# start of Supplied information
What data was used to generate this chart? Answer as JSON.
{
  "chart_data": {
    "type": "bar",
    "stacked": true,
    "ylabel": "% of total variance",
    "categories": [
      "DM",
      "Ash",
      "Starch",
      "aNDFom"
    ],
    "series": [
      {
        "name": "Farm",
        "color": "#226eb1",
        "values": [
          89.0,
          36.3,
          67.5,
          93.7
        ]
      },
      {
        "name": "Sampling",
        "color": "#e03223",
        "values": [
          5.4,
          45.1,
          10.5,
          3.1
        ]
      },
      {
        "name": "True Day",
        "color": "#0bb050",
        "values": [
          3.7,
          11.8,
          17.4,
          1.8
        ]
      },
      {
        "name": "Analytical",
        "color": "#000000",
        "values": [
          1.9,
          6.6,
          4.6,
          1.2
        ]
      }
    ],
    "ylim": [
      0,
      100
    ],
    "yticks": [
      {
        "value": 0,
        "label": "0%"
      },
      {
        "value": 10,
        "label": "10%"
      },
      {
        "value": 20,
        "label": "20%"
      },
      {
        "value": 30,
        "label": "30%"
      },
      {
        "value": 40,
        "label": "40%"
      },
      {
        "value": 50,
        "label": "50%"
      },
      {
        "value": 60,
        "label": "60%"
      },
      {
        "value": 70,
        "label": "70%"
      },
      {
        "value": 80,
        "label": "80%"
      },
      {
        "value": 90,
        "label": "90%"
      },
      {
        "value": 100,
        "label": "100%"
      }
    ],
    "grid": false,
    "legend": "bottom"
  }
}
# end of Supplied information
# start of Supplied information
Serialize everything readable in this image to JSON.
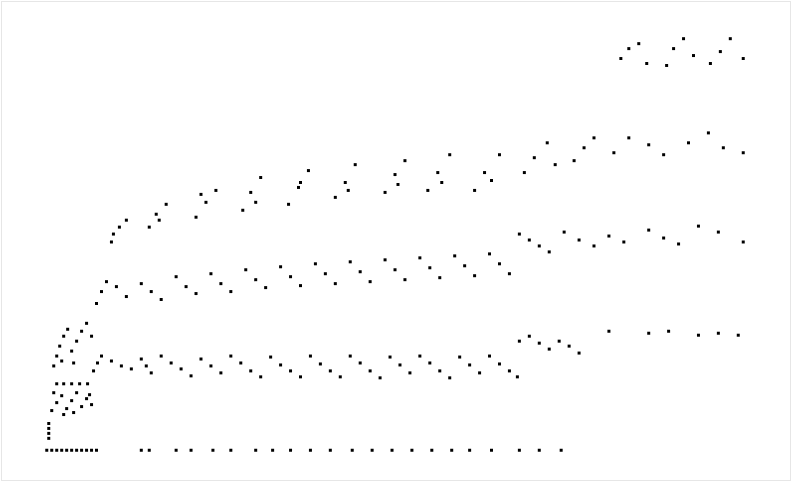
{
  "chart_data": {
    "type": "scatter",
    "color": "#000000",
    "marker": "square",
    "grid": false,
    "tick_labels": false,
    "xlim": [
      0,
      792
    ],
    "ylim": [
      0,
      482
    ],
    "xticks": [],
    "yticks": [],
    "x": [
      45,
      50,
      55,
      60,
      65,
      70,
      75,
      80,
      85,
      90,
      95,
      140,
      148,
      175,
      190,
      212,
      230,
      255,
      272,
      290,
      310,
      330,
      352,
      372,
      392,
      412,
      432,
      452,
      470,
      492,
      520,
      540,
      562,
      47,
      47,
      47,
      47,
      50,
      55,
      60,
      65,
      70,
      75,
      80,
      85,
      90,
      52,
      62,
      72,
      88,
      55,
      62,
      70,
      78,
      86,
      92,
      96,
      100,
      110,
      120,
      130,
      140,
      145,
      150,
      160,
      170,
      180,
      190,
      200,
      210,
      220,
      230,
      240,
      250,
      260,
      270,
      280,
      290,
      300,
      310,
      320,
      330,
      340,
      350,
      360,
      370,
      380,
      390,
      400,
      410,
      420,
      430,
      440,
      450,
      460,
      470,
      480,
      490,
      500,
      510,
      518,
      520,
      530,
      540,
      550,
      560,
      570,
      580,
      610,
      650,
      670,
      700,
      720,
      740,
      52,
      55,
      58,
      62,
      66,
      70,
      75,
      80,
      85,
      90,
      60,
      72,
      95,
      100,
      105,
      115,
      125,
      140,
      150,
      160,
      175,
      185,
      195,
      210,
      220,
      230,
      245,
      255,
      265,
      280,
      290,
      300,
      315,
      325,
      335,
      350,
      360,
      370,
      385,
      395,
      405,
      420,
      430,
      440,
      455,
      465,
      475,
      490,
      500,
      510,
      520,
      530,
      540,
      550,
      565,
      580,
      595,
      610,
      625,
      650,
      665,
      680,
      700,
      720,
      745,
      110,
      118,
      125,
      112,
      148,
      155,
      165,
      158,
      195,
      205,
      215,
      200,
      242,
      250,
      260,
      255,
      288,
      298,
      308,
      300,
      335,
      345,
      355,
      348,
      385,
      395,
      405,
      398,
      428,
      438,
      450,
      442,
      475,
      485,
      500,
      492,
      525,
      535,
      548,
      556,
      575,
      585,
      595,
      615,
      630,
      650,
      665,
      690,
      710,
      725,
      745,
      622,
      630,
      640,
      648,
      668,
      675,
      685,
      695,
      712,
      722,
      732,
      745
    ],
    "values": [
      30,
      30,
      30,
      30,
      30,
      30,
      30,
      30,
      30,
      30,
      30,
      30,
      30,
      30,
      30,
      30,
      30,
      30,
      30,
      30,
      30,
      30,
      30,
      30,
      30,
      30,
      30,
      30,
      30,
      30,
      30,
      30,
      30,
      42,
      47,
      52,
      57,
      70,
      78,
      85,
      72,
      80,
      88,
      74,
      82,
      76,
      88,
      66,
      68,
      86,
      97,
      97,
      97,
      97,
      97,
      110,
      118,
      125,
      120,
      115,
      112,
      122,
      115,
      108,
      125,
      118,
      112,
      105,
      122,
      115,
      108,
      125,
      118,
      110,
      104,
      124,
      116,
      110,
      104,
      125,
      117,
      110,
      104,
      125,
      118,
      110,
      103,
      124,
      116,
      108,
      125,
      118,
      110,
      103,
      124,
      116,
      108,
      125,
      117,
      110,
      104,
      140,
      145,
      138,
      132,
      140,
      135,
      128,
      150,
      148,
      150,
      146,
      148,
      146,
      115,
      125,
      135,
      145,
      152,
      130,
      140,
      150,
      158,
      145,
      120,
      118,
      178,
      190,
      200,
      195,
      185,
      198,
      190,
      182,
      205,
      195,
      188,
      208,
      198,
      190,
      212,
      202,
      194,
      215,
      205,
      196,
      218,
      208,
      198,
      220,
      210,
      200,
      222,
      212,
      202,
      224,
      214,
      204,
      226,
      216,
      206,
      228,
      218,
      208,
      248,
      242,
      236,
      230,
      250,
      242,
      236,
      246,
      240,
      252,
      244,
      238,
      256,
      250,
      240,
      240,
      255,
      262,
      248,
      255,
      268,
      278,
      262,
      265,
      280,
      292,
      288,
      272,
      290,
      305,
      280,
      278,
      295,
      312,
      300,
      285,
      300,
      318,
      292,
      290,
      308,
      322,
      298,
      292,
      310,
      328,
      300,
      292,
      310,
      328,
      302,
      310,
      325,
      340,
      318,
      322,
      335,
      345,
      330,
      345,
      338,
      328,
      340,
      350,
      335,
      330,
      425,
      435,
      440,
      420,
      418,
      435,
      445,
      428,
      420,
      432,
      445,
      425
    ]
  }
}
# end of Supplied information
■ **Given task**:
Your task is to list each line of the records with the word "JSON".

■ **Response for this exercise**:
What data was used to generate this chart? Answer as JSON.
Serialize everything readable in this image to JSON.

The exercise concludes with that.